## Information given:
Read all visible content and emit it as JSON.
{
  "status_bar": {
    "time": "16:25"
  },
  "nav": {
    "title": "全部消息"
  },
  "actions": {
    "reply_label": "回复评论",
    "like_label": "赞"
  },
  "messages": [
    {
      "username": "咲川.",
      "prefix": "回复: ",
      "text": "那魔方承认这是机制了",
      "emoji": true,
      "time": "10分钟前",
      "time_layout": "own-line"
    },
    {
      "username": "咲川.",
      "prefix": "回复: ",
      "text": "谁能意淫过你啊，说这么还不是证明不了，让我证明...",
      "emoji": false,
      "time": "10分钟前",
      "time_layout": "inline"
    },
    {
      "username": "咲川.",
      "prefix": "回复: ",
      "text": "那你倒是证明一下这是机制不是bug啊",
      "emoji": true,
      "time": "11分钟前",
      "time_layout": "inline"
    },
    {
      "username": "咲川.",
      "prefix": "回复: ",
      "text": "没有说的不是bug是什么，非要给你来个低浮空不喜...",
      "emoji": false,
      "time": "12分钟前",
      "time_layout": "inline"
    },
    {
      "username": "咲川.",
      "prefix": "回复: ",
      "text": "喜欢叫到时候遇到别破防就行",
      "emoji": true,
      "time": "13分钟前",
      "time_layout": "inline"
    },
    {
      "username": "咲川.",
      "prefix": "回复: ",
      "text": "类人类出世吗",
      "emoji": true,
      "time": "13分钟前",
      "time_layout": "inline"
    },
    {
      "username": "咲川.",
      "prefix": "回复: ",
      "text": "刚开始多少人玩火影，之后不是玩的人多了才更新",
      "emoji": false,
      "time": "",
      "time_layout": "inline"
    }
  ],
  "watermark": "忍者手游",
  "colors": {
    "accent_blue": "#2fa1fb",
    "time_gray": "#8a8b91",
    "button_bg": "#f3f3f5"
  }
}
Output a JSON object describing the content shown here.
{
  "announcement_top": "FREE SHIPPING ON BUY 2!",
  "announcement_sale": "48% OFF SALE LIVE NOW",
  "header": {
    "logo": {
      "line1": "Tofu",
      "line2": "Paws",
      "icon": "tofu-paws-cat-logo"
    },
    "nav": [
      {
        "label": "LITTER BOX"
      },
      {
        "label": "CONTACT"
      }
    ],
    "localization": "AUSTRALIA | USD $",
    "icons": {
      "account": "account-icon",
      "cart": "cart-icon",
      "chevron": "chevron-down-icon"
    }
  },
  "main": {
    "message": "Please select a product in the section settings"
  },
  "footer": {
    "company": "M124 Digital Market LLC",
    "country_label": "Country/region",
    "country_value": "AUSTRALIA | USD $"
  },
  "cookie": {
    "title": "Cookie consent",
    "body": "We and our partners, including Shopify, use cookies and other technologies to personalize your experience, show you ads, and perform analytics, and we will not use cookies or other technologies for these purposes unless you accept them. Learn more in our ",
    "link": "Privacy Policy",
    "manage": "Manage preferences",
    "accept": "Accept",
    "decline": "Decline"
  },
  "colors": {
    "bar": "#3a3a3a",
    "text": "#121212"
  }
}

## Challenge:
Can you quote exactly the lines from the one containing "Output a JSON" through the last line of the records above, and nothing else?

## Solution to this problem:
Output a JSON object describing the content shown here.
{
  "announcement_top": "FREE SHIPPING ON BUY 2!",
  "announcement_sale": "48% OFF SALE LIVE NOW",
  "header": {
    "logo": {
      "line1": "Tofu",
      "line2": "Paws",
      "icon": "tofu-paws-cat-logo"
    },
    "nav": [
      {
        "label": "LITTER BOX"
      },
      {
        "label": "CONTACT"
      }
    ],
    "localization": "AUSTRALIA | USD $",
    "icons": {
      "account": "account-icon",
      "cart": "cart-icon",
      "chevron": "chevron-down-icon"
    }
  },
  "main": {
    "message": "Please select a product in the section settings"
  },
  "footer": {
    "company": "M124 Digital Market LLC",
    "country_label": "Country/region",
    "country_value": "AUSTRALIA | USD $"
  },
  "cookie": {
    "title": "Cookie consent",
    "body": "We and our partners, including Shopify, use cookies and other technologies to personalize your experience, show you ads, and perform analytics, and we will not use cookies or other technologies for these purposes unless you accept them. Learn more in our ",
    "link": "Privacy Policy",
    "manage": "Manage preferences",
    "accept": "Accept",
    "decline": "Decline"
  },
  "colors": {
    "bar": "#3a3a3a",
    "text": "#121212"
  }
}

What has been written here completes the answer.